*** SUPPLIED TEXT Section Begins ***
We are not opposed to public transport, and we understand why the Victorian State Government want to build the Suburban Rail Loop. However, if the plan to build the train stable at the Delta site goes ahead, it will have significant detrimental effects to the residents, businesses, and the neighbourhood character of Heatherton, whilst not providing the Heatherton community with any benefits due to not even having a plan for a train station.
The Heatherton community would experience all the negatives of living near a rail line, with none of the benefits (i.e. access to stations) that other communities living near rail lines experience. The Heatherton residents have chosen not to live near rail lines.
The Heatherton community has also spent 30 years fighting proposed industrial uses of the Delta site, and were promised by both local and state governments as recently as their last election cycles, that they are committed to transforming this Green Wedge land into the Chain of Parks. The Delta site shares a boundary with residential homes, which would be severley impacted by a train stable both during construction and ongoing.
Alternative sites are available for the train stabling, so why choose the site that has significant detrimental impacts on residents of a whole suburb?
- Heatherton is currently a quiet suburb with minimal noise. Train stabling will permanently drastically increase noise for the whole suburb, especially those in the adjoining residential areas. The noise increase and 24/7 lighting will dramatically reduce the liveability of the area, impacting the wellbeing and amenity of the residents, and changing the whole character of the suburb from semi-rural to industrial.
- Noise will be permanent once construction begins since there will initially be construction noise for years, then permanent 24/7 train stabling and maintenance noise.
*** SUPPLIED TEXT Section Ends ***
*** THE DATA Section Begins ***
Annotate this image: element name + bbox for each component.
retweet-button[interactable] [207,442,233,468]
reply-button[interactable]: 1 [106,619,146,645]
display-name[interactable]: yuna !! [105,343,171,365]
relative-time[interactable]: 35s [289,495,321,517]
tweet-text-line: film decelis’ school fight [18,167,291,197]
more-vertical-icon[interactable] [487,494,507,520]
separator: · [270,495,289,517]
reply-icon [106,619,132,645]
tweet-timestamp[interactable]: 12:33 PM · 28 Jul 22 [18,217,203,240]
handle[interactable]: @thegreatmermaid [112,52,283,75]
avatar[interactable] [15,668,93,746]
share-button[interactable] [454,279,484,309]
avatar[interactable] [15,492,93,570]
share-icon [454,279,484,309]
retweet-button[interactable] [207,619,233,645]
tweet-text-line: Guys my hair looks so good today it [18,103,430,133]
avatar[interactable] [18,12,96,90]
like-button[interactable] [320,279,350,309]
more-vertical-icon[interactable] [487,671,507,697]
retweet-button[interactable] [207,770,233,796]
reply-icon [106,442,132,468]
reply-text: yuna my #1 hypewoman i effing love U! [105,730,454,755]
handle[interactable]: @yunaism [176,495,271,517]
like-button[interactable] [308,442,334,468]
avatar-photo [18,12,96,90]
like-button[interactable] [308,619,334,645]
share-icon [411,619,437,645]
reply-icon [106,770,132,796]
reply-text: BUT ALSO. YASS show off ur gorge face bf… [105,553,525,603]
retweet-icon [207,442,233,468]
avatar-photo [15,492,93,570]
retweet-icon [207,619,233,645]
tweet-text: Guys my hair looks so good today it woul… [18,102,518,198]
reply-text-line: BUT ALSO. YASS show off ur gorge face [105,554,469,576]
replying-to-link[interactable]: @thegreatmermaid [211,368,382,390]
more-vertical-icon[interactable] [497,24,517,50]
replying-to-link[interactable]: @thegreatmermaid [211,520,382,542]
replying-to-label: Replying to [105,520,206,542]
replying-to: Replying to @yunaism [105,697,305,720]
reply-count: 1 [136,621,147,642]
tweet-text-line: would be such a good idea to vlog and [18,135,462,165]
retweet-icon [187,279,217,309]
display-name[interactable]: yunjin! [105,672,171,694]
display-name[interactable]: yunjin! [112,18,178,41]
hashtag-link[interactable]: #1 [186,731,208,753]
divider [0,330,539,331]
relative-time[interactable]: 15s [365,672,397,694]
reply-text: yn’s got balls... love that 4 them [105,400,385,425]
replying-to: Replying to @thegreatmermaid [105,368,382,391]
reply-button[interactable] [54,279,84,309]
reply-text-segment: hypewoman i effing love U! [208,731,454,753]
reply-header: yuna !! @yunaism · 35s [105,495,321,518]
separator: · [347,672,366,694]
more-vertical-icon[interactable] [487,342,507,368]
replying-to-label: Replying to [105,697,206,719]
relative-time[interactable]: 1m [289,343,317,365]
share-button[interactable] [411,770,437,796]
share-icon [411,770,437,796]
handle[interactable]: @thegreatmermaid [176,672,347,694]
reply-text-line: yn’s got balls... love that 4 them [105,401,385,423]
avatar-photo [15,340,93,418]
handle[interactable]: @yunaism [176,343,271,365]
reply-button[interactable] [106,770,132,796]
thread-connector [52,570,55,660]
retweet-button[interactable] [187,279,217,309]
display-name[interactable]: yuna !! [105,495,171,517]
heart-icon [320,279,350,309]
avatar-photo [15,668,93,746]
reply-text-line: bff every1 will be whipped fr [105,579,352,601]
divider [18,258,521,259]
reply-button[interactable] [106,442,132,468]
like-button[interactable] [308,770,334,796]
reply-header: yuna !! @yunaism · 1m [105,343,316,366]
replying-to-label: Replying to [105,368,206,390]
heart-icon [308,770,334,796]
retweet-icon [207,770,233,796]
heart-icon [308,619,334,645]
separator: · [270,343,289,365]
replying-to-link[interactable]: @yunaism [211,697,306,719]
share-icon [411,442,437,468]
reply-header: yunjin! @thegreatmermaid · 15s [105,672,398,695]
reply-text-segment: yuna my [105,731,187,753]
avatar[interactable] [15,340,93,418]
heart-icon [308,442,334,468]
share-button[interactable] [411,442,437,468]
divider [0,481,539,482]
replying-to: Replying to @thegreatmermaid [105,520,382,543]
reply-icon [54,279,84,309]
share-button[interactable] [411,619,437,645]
*** THE DATA Section Ends ***
• **WORK REQUEST**: Can you return the full Heatherton train-stabling objection from above, word for word with nothing changed?

• **FINAL ANSWER**:
We are not opposed to public transport, and we understand why the Victorian State Government want to build the Suburban Rail Loop. However, if the plan to build the train stable at the Delta site goes ahead, it will have significant detrimental effects to the residents, businesses, and the neighbourhood character of Heatherton, whilst not providing the Heatherton community with any benefits due to not even having a plan for a train station.
The Heatherton community would experience all the negatives of living near a rail line, with none of the benefits (i.e. access to stations) that other communities living near rail lines experience. The Heatherton residents have chosen not to live near rail lines.
The Heatherton community has also spent 30 years fighting proposed industrial uses of the Delta site, and were promised by both local and state governments as recently as their last election cycles, that they are committed to transforming this Green Wedge land into the Chain of Parks. The Delta site shares a boundary with residential homes, which would be severley impacted by a train stable both during construction and ongoing.
Alternative sites are available for the train stabling, so why choose the site that has significant detrimental impacts on residents of a whole suburb?
- Heatherton is currently a quiet suburb with minimal noise. Train stabling will permanently drastically increase noise for the whole suburb, especially those in the adjoining residential areas. The noise increase and 24/7 lighting will dramatically reduce the liveability of the area, impacting the wellbeing and amenity of the residents, and changing the whole character of the suburb from semi-rural to industrial.
- Noise will be permanent once construction begins since there will initially be construction noise for years, then permanent 24/7 train stabling and maintenance noise.